### Task goal
Return all lines that include the string "title".

### Excerpted data

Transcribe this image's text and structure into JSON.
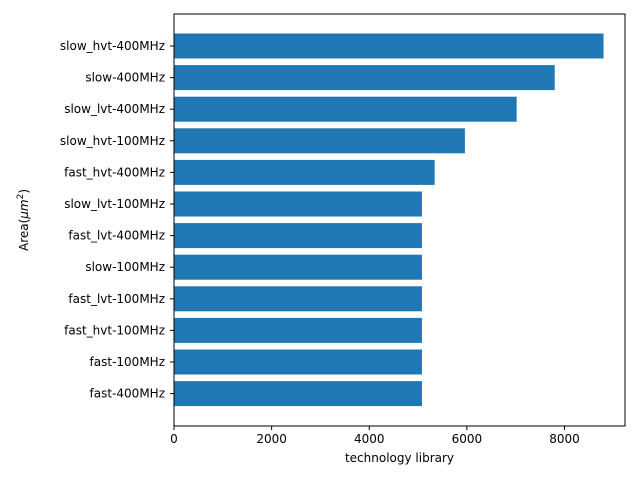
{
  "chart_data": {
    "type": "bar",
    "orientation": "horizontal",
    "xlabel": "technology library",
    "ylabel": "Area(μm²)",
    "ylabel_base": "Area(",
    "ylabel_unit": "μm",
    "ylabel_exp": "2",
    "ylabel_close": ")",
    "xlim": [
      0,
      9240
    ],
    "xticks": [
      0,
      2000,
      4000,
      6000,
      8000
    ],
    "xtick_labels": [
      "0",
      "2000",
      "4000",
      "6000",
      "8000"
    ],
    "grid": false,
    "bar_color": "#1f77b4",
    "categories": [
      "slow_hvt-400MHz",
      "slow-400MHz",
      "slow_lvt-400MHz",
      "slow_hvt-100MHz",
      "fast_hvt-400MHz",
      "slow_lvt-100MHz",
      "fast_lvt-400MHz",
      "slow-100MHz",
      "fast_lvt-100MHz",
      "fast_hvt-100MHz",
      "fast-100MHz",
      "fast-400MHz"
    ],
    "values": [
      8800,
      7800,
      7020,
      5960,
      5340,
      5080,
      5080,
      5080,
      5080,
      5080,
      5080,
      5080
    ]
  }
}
==
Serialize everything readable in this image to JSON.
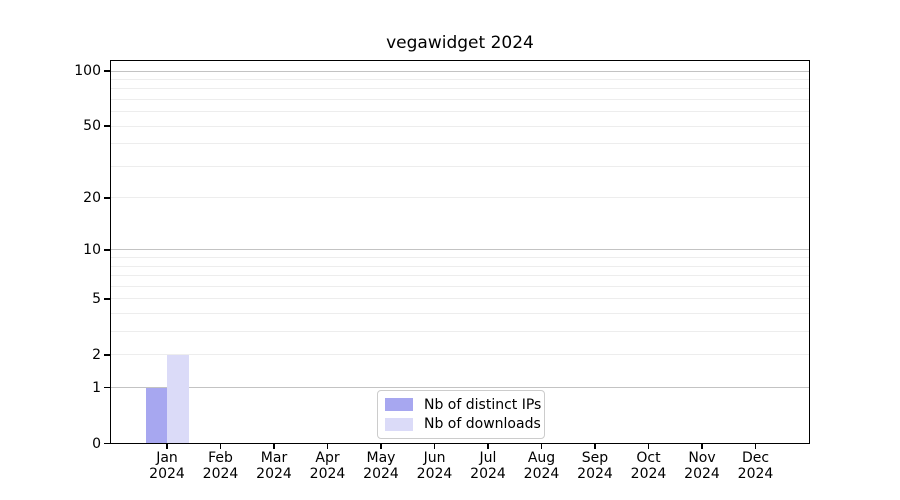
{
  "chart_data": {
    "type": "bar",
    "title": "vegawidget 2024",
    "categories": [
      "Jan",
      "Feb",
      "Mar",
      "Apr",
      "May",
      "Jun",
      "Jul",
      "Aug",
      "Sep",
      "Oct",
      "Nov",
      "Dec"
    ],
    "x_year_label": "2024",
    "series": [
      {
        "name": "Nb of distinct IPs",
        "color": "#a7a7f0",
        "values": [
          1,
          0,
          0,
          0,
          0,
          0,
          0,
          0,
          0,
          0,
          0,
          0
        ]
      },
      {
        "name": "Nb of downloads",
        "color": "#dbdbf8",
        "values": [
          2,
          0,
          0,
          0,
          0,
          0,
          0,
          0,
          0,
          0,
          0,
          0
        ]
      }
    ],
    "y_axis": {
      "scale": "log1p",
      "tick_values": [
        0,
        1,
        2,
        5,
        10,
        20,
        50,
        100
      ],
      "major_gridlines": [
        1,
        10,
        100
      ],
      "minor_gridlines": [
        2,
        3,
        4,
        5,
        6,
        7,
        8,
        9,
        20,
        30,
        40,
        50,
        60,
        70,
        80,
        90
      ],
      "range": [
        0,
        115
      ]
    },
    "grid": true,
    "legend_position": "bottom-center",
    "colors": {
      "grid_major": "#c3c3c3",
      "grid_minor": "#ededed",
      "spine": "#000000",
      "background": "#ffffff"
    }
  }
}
---
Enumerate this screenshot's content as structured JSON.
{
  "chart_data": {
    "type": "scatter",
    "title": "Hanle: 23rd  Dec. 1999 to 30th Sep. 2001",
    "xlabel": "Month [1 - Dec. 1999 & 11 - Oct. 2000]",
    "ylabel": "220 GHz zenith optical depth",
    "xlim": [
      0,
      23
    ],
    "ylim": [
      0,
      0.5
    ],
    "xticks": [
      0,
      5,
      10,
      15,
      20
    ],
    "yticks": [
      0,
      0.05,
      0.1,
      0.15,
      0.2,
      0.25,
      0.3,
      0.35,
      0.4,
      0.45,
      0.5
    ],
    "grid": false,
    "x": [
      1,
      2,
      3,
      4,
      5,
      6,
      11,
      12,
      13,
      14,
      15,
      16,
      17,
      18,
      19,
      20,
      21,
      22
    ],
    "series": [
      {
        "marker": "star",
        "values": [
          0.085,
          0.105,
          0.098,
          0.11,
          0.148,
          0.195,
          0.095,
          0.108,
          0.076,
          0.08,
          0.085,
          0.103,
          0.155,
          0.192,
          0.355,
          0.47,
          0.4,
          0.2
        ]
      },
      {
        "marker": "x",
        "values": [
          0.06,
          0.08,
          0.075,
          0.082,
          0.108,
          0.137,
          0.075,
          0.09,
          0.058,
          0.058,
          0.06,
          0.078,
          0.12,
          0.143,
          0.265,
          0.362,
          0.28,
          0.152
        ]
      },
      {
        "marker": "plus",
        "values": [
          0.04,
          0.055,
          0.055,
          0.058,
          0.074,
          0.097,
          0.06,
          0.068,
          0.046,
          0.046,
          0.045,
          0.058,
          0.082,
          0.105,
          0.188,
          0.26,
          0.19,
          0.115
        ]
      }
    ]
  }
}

### Written response
    "title": "vegawidget 2024",
    "title": "Hanle: 23rd  Dec. 1999 to 30th Sep. 2001",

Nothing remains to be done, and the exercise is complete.